╭─ Excerpted data

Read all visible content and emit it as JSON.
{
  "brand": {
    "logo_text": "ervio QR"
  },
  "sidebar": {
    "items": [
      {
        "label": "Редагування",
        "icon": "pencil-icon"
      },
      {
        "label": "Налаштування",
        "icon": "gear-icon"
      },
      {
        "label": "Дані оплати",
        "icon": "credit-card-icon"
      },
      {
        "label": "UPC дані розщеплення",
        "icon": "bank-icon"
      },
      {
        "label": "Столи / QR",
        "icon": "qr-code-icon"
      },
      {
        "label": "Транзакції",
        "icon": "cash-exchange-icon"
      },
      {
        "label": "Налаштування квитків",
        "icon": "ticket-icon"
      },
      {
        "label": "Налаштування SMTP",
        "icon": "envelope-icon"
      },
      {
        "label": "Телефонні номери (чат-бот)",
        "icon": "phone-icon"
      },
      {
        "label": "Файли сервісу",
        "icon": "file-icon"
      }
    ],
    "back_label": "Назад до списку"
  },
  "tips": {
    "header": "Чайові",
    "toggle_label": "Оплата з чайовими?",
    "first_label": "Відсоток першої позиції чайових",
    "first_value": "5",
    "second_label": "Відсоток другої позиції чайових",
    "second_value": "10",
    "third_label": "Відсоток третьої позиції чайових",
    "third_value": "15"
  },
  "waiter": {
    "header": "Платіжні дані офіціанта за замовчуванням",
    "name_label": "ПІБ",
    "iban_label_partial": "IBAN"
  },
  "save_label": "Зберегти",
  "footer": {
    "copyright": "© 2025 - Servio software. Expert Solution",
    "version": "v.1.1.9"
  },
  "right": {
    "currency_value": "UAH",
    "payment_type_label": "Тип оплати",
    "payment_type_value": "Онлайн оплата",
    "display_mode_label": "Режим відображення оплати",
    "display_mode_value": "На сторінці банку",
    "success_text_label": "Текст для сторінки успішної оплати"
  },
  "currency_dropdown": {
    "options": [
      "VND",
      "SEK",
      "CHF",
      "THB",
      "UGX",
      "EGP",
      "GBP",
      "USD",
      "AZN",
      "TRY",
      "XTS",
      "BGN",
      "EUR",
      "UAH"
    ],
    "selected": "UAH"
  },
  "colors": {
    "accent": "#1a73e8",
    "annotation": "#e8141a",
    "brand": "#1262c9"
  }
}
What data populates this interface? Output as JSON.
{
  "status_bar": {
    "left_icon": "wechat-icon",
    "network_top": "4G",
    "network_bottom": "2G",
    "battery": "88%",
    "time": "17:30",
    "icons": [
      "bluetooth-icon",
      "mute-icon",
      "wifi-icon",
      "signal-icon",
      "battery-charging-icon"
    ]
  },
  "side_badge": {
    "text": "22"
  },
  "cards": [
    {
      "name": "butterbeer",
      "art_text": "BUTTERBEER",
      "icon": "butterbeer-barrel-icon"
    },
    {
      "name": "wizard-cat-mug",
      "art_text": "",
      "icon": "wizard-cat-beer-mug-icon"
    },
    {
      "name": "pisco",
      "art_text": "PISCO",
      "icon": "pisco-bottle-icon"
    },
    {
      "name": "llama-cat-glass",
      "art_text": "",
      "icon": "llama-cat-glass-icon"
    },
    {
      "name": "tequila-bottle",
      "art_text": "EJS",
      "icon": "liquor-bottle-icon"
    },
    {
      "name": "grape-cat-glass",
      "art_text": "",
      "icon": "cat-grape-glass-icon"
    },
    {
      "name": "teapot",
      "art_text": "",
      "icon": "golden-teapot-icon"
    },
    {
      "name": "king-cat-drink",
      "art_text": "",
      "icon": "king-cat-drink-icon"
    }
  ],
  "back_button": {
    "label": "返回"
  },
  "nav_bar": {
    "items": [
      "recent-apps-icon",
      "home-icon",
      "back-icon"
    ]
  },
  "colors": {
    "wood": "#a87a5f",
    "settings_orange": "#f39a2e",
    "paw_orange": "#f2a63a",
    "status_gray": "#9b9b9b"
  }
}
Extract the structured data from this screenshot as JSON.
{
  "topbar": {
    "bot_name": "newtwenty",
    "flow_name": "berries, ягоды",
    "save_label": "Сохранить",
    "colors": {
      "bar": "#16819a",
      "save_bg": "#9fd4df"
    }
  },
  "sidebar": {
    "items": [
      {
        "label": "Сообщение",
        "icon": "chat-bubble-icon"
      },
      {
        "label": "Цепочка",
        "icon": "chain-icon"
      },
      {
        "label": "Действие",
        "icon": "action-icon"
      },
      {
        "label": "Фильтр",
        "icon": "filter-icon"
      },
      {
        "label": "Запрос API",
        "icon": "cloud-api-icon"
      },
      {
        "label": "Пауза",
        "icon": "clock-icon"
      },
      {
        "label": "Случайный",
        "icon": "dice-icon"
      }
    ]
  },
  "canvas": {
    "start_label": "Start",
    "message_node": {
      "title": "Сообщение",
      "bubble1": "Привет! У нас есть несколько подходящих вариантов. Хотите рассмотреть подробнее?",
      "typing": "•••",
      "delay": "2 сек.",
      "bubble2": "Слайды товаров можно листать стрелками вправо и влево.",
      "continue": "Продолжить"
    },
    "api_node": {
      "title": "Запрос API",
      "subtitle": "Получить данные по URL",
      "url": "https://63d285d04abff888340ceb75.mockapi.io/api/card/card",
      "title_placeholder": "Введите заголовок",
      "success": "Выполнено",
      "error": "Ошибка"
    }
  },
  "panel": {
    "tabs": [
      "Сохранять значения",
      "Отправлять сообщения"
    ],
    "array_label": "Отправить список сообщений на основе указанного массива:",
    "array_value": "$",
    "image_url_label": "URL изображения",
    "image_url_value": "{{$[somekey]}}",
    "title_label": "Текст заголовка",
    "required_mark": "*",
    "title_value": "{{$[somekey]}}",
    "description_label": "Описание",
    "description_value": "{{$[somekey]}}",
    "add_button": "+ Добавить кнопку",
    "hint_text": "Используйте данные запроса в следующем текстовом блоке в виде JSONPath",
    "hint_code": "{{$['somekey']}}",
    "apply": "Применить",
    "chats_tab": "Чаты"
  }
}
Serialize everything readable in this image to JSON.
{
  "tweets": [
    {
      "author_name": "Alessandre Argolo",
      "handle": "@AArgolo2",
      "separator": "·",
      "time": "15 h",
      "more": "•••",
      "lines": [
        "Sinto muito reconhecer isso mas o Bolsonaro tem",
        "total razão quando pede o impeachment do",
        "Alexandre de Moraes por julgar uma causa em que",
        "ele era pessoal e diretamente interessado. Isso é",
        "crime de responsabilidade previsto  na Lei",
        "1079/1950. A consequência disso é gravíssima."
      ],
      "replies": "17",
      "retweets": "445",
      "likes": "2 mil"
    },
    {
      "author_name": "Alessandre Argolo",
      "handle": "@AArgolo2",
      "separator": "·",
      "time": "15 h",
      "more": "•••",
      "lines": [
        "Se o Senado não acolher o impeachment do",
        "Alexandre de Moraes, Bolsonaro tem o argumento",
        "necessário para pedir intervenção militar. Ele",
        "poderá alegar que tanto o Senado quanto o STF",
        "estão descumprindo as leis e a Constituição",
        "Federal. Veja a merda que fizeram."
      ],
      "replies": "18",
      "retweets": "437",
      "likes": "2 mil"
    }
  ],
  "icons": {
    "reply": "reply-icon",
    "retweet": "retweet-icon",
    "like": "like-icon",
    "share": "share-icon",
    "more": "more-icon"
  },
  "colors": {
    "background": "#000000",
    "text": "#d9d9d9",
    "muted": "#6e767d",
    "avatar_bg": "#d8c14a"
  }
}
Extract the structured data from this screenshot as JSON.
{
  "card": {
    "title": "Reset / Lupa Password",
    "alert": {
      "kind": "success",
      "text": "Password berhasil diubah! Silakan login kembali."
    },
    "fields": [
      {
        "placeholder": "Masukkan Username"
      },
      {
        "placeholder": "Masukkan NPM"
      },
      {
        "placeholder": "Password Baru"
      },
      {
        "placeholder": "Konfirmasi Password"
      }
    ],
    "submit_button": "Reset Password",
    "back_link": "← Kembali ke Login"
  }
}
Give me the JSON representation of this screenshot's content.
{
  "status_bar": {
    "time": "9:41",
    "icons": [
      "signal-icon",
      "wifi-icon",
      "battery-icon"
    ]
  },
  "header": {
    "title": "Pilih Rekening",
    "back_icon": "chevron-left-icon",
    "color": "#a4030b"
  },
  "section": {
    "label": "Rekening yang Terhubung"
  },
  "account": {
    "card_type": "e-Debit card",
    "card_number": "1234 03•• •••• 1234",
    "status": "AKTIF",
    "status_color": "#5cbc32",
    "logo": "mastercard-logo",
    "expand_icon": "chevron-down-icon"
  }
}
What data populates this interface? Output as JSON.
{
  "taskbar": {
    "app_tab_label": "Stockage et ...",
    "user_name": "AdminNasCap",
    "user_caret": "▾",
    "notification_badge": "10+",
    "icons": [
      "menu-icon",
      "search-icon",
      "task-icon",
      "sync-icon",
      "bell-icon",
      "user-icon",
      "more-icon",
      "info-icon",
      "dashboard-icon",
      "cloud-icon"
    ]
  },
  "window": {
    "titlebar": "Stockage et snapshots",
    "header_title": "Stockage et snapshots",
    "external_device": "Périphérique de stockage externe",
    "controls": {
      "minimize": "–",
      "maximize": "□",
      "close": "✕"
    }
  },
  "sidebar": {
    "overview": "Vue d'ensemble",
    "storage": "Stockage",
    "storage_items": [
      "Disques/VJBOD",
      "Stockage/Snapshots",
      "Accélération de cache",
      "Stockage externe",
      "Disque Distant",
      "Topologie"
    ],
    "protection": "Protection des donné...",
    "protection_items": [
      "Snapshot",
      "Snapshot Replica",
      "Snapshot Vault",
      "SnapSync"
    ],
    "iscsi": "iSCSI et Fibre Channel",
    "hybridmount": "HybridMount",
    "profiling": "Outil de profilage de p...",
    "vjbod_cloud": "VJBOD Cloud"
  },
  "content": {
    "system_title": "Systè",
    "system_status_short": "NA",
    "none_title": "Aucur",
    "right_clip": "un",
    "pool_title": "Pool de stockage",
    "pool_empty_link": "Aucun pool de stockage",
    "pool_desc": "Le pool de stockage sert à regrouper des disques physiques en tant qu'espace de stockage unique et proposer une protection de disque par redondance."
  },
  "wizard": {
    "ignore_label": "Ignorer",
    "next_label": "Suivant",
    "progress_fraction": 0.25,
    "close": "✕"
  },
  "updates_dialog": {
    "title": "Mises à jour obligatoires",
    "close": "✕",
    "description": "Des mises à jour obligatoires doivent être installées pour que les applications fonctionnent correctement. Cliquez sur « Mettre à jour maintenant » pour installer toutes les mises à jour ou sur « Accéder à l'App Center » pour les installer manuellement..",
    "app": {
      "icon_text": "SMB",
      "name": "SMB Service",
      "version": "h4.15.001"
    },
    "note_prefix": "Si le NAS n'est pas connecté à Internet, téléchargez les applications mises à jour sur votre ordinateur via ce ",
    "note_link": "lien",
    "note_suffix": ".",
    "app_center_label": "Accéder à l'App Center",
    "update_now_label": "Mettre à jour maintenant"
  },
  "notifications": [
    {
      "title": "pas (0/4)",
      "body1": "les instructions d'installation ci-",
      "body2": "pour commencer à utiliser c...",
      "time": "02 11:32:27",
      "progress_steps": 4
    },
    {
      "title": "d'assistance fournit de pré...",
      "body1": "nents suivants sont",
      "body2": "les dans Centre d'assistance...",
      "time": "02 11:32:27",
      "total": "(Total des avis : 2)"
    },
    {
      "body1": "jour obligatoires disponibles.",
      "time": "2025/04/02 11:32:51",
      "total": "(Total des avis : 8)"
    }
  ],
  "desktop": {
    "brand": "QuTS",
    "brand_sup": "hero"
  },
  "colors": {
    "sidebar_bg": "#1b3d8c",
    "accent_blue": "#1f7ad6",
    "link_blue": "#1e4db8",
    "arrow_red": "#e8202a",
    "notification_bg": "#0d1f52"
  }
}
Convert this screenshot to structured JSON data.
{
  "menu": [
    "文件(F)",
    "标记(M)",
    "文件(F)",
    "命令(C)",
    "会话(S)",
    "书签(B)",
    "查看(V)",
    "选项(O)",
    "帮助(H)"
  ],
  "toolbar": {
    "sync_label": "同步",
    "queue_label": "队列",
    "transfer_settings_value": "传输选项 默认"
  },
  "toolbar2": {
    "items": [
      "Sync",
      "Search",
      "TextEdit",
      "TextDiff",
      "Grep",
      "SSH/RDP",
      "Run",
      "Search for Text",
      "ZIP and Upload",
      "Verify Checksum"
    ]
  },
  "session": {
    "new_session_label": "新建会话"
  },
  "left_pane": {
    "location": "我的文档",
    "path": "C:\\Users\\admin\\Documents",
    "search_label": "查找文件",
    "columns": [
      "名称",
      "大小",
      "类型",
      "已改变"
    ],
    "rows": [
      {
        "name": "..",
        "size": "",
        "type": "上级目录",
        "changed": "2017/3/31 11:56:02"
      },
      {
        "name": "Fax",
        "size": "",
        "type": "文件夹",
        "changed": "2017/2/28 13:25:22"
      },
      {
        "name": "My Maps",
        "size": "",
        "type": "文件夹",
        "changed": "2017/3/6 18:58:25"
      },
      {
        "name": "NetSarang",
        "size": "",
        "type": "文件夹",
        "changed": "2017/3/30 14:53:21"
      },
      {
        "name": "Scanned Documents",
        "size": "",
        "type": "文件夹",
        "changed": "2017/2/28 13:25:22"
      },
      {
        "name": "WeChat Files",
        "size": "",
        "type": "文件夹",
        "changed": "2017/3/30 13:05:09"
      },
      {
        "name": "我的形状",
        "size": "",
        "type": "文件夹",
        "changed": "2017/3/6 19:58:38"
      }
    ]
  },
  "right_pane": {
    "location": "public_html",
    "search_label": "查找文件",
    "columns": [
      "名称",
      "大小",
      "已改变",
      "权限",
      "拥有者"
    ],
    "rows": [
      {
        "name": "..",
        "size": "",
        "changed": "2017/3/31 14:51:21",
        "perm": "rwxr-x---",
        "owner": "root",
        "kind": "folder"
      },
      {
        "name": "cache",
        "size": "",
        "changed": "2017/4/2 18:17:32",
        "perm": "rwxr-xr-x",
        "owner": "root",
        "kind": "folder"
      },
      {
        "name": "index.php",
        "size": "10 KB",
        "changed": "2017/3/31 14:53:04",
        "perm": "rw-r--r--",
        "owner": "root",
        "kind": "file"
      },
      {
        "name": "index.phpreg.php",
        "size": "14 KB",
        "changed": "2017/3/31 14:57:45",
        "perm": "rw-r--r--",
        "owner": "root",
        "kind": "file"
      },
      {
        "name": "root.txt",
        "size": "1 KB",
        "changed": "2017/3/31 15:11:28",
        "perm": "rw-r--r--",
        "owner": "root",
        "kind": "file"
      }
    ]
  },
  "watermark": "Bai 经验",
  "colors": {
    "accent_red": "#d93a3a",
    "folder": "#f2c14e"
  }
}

╰─

- _Requirement_: Go through the records. Copy each line where "avis" appears.

- _The result_:
      "total": "(Total des avis : 2)"
      "total": "(Total des avis : 8)"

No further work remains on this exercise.